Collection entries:
▬▬▬▬▬▬▬▬▬▬

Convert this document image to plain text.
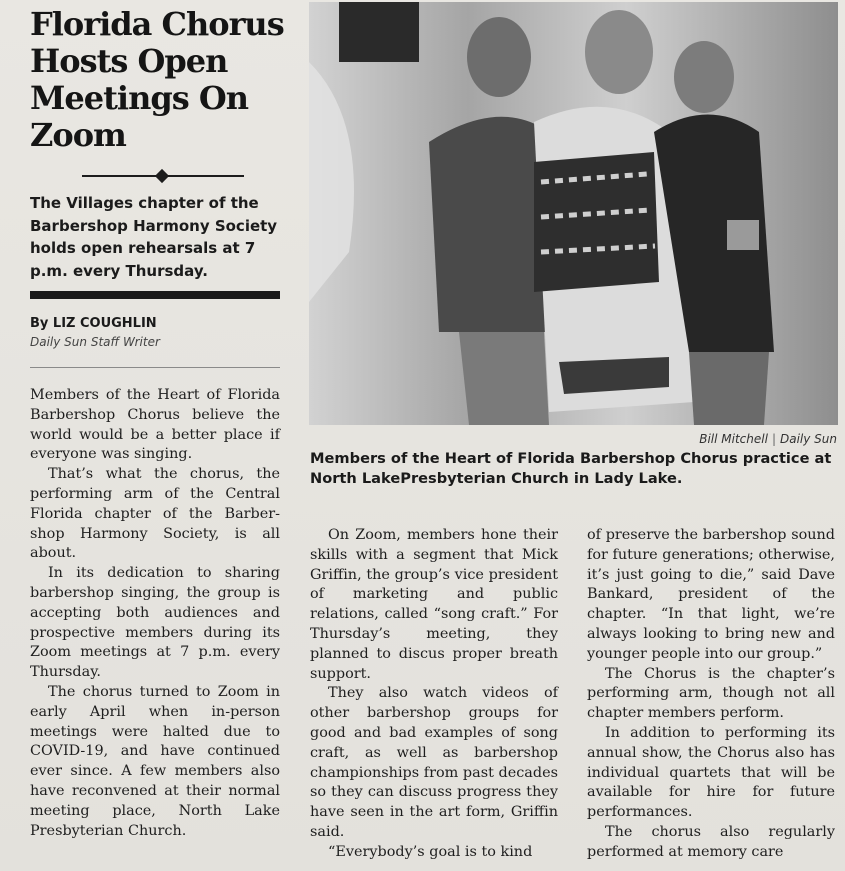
Florida Chorus Hosts Open Meetings On Zoom

The Villages chapter of the Barbershop Harmony Society holds open rehearsals at 7 p.m. every Thursday.

By LIZ COUGHLIN
Daily Sun Staff Writer

Members of the Heart of Florida Barbershop Chorus believe the world would be a better place if everyone was singing.

That’s what the chorus, the performing arm of the Central Florida chapter of the Barber-shop Harmony Society, is all about.

In its dedication to sharing barbershop singing, the group is accepting both audiences and prospective members during its Zoom meetings at 7 p.m. every Thursday.

The chorus turned to Zoom in early April when in-person meetings were halted due to COVID-19, and have continued ever since. A few members also have reconvened at their normal meeting place, North Lake Presbyterian Church.

Bill Mitchell | Daily Sun
Members of the Heart of Florida Barbershop Chorus practice at North LakePresbyterian Church in Lady Lake.

On Zoom, members hone their skills with a segment that Mick Griffin, the group’s vice president of marketing and public relations, called “song craft.” For Thursday’s meeting, they planned to discus proper breath support.

They also watch videos of other barbershop groups for good and bad examples of song craft, as well as barbershop championships from past decades so they can discuss progress they have seen in the art form, Griffin said.

“Everybody’s goal is to kind

of preserve the barbershop sound for future generations; otherwise, it’s just going to die,” said Dave Bankard, president of the chapter. “In that light, we’re always looking to bring new and younger people into our group.”

The Chorus is the chapter’s performing arm, though not all chapter members perform.

In addition to performing its annual show, the Chorus also has individual quartets that will be available for hire for future performances.

The chorus also regularly performed at memory care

▬▬▬▬▬▬▬▬▬▬

INSTRUCTIONS FOR THE TASK:
Every record gets retyped exactly; no picture goes into the copy.

EXERCISE RESULT:
Convert this document image to plain text.
Florida Chorus Hosts Open Meetings On Zoom

The Villages chapter of the Barbershop Harmony Society holds open rehearsals at 7 p.m. every Thursday.

By LIZ COUGHLIN
Daily Sun Staff Writer

Members of the Heart of Florida Barbershop Chorus believe the world would be a better place if everyone was singing.

That’s what the chorus, the performing arm of the Central Florida chapter of the Barber-shop Harmony Society, is all about.

In its dedication to sharing barbershop singing, the group is accepting both audiences and prospective members during its Zoom meetings at 7 p.m. every Thursday.

The chorus turned to Zoom in early April when in-person meetings were halted due to COVID-19, and have continued ever since. A few members also have reconvened at their normal meeting place, North Lake Presbyterian Church.

Bill Mitchell | Daily Sun
Members of the Heart of Florida Barbershop Chorus practice at North LakePresbyterian Church in Lady Lake.

On Zoom, members hone their skills with a segment that Mick Griffin, the group’s vice president of marketing and public relations, called “song craft.” For Thursday’s meeting, they planned to discus proper breath support.

They also watch videos of other barbershop groups for good and bad examples of song craft, as well as barbershop championships from past decades so they can discuss progress they have seen in the art form, Griffin said.

“Everybody’s goal is to kind

of preserve the barbershop sound for future generations; otherwise, it’s just going to die,” said Dave Bankard, president of the chapter. “In that light, we’re always looking to bring new and younger people into our group.”

The Chorus is the chapter’s performing arm, though not all chapter members perform.

In addition to performing its annual show, the Chorus also has individual quartets that will be available for hire for future performances.

The chorus also regularly performed at memory care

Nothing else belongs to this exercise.